Copy out all of the material exactly as presented.

- [Records supplied]

## begin

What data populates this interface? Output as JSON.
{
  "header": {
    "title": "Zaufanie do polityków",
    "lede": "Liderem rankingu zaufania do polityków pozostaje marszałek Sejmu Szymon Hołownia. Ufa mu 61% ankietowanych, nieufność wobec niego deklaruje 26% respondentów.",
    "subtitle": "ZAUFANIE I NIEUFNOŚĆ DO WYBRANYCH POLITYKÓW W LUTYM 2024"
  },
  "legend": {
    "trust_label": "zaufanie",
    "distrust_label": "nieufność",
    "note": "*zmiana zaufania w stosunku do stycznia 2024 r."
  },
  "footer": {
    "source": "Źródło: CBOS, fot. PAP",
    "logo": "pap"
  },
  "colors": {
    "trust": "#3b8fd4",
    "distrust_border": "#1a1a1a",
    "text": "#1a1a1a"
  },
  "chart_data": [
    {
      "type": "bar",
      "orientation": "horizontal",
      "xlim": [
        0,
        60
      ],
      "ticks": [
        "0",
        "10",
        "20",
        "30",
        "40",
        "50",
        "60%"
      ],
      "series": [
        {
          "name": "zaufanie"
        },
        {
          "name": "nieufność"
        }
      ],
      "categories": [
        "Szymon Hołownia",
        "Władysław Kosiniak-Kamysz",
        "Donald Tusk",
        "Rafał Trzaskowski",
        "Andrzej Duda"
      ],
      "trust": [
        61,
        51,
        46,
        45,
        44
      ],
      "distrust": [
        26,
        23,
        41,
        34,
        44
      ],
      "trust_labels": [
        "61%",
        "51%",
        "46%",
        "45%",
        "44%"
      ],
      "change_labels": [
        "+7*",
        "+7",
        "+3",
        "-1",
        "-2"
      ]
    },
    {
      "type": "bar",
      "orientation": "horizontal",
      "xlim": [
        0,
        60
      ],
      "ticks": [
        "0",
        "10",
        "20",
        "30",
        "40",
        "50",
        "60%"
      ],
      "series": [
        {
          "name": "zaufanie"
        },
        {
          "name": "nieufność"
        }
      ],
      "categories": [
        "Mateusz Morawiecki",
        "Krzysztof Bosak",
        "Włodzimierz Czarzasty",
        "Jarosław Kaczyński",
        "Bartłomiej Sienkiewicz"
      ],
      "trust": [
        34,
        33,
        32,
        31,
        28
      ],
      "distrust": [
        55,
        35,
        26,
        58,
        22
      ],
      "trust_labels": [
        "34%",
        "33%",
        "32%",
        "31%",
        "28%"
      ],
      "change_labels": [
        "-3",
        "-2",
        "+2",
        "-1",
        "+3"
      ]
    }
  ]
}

## end

- [Solution to this exercise]
What data populates this interface? Output as JSON.
{
  "header": {
    "title": "Zaufanie do polityków",
    "lede": "Liderem rankingu zaufania do polityków pozostaje marszałek Sejmu Szymon Hołownia. Ufa mu 61% ankietowanych, nieufność wobec niego deklaruje 26% respondentów.",
    "subtitle": "ZAUFANIE I NIEUFNOŚĆ DO WYBRANYCH POLITYKÓW W LUTYM 2024"
  },
  "legend": {
    "trust_label": "zaufanie",
    "distrust_label": "nieufność",
    "note": "*zmiana zaufania w stosunku do stycznia 2024 r."
  },
  "footer": {
    "source": "Źródło: CBOS, fot. PAP",
    "logo": "pap"
  },
  "colors": {
    "trust": "#3b8fd4",
    "distrust_border": "#1a1a1a",
    "text": "#1a1a1a"
  },
  "chart_data": [
    {
      "type": "bar",
      "orientation": "horizontal",
      "xlim": [
        0,
        60
      ],
      "ticks": [
        "0",
        "10",
        "20",
        "30",
        "40",
        "50",
        "60%"
      ],
      "series": [
        {
          "name": "zaufanie"
        },
        {
          "name": "nieufność"
        }
      ],
      "categories": [
        "Szymon Hołownia",
        "Władysław Kosiniak-Kamysz",
        "Donald Tusk",
        "Rafał Trzaskowski",
        "Andrzej Duda"
      ],
      "trust": [
        61,
        51,
        46,
        45,
        44
      ],
      "distrust": [
        26,
        23,
        41,
        34,
        44
      ],
      "trust_labels": [
        "61%",
        "51%",
        "46%",
        "45%",
        "44%"
      ],
      "change_labels": [
        "+7*",
        "+7",
        "+3",
        "-1",
        "-2"
      ]
    },
    {
      "type": "bar",
      "orientation": "horizontal",
      "xlim": [
        0,
        60
      ],
      "ticks": [
        "0",
        "10",
        "20",
        "30",
        "40",
        "50",
        "60%"
      ],
      "series": [
        {
          "name": "zaufanie"
        },
        {
          "name": "nieufność"
        }
      ],
      "categories": [
        "Mateusz Morawiecki",
        "Krzysztof Bosak",
        "Włodzimierz Czarzasty",
        "Jarosław Kaczyński",
        "Bartłomiej Sienkiewicz"
      ],
      "trust": [
        34,
        33,
        32,
        31,
        28
      ],
      "distrust": [
        55,
        35,
        26,
        58,
        22
      ],
      "trust_labels": [
        "34%",
        "33%",
        "32%",
        "31%",
        "28%"
      ],
      "change_labels": [
        "-3",
        "-2",
        "+2",
        "-1",
        "+3"
      ]
    }
  ]
}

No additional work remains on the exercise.